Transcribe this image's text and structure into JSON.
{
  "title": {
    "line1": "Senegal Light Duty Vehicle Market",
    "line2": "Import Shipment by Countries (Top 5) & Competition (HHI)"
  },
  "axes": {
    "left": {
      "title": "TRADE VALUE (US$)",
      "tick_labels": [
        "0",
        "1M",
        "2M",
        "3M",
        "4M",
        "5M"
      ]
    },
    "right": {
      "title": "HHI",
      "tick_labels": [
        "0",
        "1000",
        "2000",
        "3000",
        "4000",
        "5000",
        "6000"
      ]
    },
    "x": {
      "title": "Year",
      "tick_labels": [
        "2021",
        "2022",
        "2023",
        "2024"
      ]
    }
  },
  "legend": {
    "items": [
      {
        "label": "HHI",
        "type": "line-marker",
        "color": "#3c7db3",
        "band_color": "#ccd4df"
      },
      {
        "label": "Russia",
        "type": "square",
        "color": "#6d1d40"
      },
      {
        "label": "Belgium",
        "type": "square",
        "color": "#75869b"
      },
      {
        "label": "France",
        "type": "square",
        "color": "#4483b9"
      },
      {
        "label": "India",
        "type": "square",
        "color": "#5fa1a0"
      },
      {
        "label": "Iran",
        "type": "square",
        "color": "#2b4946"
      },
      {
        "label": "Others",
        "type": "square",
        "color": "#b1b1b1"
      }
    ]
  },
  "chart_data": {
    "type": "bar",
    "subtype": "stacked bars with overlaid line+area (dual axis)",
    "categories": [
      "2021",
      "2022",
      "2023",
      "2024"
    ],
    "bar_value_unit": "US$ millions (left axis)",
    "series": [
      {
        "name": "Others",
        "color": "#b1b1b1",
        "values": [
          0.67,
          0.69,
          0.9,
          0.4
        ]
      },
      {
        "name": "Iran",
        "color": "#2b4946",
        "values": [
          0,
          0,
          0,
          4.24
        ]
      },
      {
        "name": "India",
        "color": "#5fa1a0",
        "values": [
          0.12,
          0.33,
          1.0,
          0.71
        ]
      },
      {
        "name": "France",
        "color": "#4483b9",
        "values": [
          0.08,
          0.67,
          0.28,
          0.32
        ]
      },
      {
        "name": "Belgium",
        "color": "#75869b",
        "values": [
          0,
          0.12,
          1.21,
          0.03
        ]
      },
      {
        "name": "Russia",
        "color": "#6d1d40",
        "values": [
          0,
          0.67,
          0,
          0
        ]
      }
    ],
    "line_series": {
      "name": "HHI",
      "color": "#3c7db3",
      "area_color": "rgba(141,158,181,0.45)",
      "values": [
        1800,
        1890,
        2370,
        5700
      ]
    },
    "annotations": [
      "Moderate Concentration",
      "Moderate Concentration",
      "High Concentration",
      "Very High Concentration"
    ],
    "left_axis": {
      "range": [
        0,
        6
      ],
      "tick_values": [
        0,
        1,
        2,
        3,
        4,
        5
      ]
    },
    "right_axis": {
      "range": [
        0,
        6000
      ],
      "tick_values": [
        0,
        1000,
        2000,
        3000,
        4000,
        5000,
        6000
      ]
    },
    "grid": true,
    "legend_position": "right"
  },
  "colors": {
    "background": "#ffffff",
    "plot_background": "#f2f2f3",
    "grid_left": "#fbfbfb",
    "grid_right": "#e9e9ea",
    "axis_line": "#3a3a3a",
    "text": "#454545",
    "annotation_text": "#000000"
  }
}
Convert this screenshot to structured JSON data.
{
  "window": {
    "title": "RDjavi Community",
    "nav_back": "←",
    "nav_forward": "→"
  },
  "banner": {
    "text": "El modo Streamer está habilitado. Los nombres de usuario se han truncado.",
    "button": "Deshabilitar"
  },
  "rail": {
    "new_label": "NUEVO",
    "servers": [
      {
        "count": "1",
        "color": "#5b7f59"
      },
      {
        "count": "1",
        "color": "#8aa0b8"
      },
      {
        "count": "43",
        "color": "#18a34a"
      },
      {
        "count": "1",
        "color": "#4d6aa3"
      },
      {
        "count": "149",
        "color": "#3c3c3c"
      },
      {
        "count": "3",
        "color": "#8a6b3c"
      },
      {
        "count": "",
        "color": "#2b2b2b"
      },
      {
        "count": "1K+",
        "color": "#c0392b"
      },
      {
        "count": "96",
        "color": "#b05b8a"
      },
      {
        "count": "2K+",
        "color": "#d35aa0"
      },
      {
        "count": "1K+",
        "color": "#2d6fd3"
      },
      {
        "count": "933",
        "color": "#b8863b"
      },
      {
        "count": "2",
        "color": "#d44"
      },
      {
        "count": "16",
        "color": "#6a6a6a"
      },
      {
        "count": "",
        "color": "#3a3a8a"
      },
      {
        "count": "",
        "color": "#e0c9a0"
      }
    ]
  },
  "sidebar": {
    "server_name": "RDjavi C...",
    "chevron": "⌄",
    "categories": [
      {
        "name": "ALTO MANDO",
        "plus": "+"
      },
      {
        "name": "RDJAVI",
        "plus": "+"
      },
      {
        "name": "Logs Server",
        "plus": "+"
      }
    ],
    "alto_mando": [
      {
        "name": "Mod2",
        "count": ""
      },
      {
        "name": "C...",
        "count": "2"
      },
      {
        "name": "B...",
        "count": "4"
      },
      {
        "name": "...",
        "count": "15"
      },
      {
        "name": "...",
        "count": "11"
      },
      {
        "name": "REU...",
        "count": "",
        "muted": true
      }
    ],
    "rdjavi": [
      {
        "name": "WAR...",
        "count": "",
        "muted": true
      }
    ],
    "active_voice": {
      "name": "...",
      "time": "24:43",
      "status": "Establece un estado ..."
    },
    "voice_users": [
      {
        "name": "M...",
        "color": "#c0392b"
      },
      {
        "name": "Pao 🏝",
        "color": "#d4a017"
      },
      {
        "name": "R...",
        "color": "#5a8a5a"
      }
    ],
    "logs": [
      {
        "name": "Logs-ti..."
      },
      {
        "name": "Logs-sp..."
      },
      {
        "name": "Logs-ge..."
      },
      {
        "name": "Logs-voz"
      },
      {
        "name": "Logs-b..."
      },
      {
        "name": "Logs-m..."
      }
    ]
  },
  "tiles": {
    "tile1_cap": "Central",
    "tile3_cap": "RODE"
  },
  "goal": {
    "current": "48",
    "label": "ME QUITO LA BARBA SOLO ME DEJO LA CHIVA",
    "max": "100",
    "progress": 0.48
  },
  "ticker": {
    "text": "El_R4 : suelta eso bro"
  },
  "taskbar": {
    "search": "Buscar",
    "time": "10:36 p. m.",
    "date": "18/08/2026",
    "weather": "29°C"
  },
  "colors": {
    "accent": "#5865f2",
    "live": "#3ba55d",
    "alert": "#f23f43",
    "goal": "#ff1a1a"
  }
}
# # # # # # #
→ **Instruction**
Every entry must be retyped in full, exactly as given.

→ **Response to the task**
Transcribe this image's text and structure into JSON.
{
  "title": {
    "line1": "Senegal Light Duty Vehicle Market",
    "line2": "Import Shipment by Countries (Top 5) & Competition (HHI)"
  },
  "axes": {
    "left": {
      "title": "TRADE VALUE (US$)",
      "tick_labels": [
        "0",
        "1M",
        "2M",
        "3M",
        "4M",
        "5M"
      ]
    },
    "right": {
      "title": "HHI",
      "tick_labels": [
        "0",
        "1000",
        "2000",
        "3000",
        "4000",
        "5000",
        "6000"
      ]
    },
    "x": {
      "title": "Year",
      "tick_labels": [
        "2021",
        "2022",
        "2023",
        "2024"
      ]
    }
  },
  "legend": {
    "items": [
      {
        "label": "HHI",
        "type": "line-marker",
        "color": "#3c7db3",
        "band_color": "#ccd4df"
      },
      {
        "label": "Russia",
        "type": "square",
        "color": "#6d1d40"
      },
      {
        "label": "Belgium",
        "type": "square",
        "color": "#75869b"
      },
      {
        "label": "France",
        "type": "square",
        "color": "#4483b9"
      },
      {
        "label": "India",
        "type": "square",
        "color": "#5fa1a0"
      },
      {
        "label": "Iran",
        "type": "square",
        "color": "#2b4946"
      },
      {
        "label": "Others",
        "type": "square",
        "color": "#b1b1b1"
      }
    ]
  },
  "chart_data": {
    "type": "bar",
    "subtype": "stacked bars with overlaid line+area (dual axis)",
    "categories": [
      "2021",
      "2022",
      "2023",
      "2024"
    ],
    "bar_value_unit": "US$ millions (left axis)",
    "series": [
      {
        "name": "Others",
        "color": "#b1b1b1",
        "values": [
          0.67,
          0.69,
          0.9,
          0.4
        ]
      },
      {
        "name": "Iran",
        "color": "#2b4946",
        "values": [
          0,
          0,
          0,
          4.24
        ]
      },
      {
        "name": "India",
        "color": "#5fa1a0",
        "values": [
          0.12,
          0.33,
          1.0,
          0.71
        ]
      },
      {
        "name": "France",
        "color": "#4483b9",
        "values": [
          0.08,
          0.67,
          0.28,
          0.32
        ]
      },
      {
        "name": "Belgium",
        "color": "#75869b",
        "values": [
          0,
          0.12,
          1.21,
          0.03
        ]
      },
      {
        "name": "Russia",
        "color": "#6d1d40",
        "values": [
          0,
          0.67,
          0,
          0
        ]
      }
    ],
    "line_series": {
      "name": "HHI",
      "color": "#3c7db3",
      "area_color": "rgba(141,158,181,0.45)",
      "values": [
        1800,
        1890,
        2370,
        5700
      ]
    },
    "annotations": [
      "Moderate Concentration",
      "Moderate Concentration",
      "High Concentration",
      "Very High Concentration"
    ],
    "left_axis": {
      "range": [
        0,
        6
      ],
      "tick_values": [
        0,
        1,
        2,
        3,
        4,
        5
      ]
    },
    "right_axis": {
      "range": [
        0,
        6000
      ],
      "tick_values": [
        0,
        1000,
        2000,
        3000,
        4000,
        5000,
        6000
      ]
    },
    "grid": true,
    "legend_position": "right"
  },
  "colors": {
    "background": "#ffffff",
    "plot_background": "#f2f2f3",
    "grid_left": "#fbfbfb",
    "grid_right": "#e9e9ea",
    "axis_line": "#3a3a3a",
    "text": "#454545",
    "annotation_text": "#000000"
  }
}
Convert this screenshot to structured JSON data.
{
  "window": {
    "title": "RDjavi Community",
    "nav_back": "←",
    "nav_forward": "→"
  },
  "banner": {
    "text": "El modo Streamer está habilitado. Los nombres de usuario se han truncado.",
    "button": "Deshabilitar"
  },
  "rail": {
    "new_label": "NUEVO",
    "servers": [
      {
        "count": "1",
        "color": "#5b7f59"
      },
      {
        "count": "1",
        "color": "#8aa0b8"
      },
      {
        "count": "43",
        "color": "#18a34a"
      },
      {
        "count": "1",
        "color": "#4d6aa3"
      },
      {
        "count": "149",
        "color": "#3c3c3c"
      },
      {
        "count": "3",
        "color": "#8a6b3c"
      },
      {
        "count": "",
        "color": "#2b2b2b"
      },
      {
        "count": "1K+",
        "color": "#c0392b"
      },
      {
        "count": "96",
        "color": "#b05b8a"
      },
      {
        "count": "2K+",
        "color": "#d35aa0"
      },
      {
        "count": "1K+",
        "color": "#2d6fd3"
      },
      {
        "count": "933",
        "color": "#b8863b"
      },
      {
        "count": "2",
        "color": "#d44"
      },
      {
        "count": "16",
        "color": "#6a6a6a"
      },
      {
        "count": "",
        "color": "#3a3a8a"
      },
      {
        "count": "",
        "color": "#e0c9a0"
      }
    ]
  },
  "sidebar": {
    "server_name": "RDjavi C...",
    "chevron": "⌄",
    "categories": [
      {
        "name": "ALTO MANDO",
        "plus": "+"
      },
      {
        "name": "RDJAVI",
        "plus": "+"
      },
      {
        "name": "Logs Server",
        "plus": "+"
      }
    ],
    "alto_mando": [
      {
        "name": "Mod2",
        "count": ""
      },
      {
        "name": "C...",
        "count": "2"
      },
      {
        "name": "B...",
        "count": "4"
      },
      {
        "name": "...",
        "count": "15"
      },
      {
        "name": "...",
        "count": "11"
      },
      {
        "name": "REU...",
        "count": "",
        "muted": true
      }
    ],
    "rdjavi": [
      {
        "name": "WAR...",
        "count": "",
        "muted": true
      }
    ],
    "active_voice": {
      "name": "...",
      "time": "24:43",
      "status": "Establece un estado ..."
    },
    "voice_users": [
      {
        "name": "M...",
        "color": "#c0392b"
      },
      {
        "name": "Pao 🏝",
        "color": "#d4a017"
      },
      {
        "name": "R...",
        "color": "#5a8a5a"
      }
    ],
    "logs": [
      {
        "name": "Logs-ti..."
      },
      {
        "name": "Logs-sp..."
      },
      {
        "name": "Logs-ge..."
      },
      {
        "name": "Logs-voz"
      },
      {
        "name": "Logs-b..."
      },
      {
        "name": "Logs-m..."
      }
    ]
  },
  "tiles": {
    "tile1_cap": "Central",
    "tile3_cap": "RODE"
  },
  "goal": {
    "current": "48",
    "label": "ME QUITO LA BARBA SOLO ME DEJO LA CHIVA",
    "max": "100",
    "progress": 0.48
  },
  "ticker": {
    "text": "El_R4 : suelta eso bro"
  },
  "taskbar": {
    "search": "Buscar",
    "time": "10:36 p. m.",
    "date": "18/08/2026",
    "weather": "29°C"
  },
  "colors": {
    "accent": "#5865f2",
    "live": "#3ba55d",
    "alert": "#f23f43",
    "goal": "#ff1a1a"
  }
}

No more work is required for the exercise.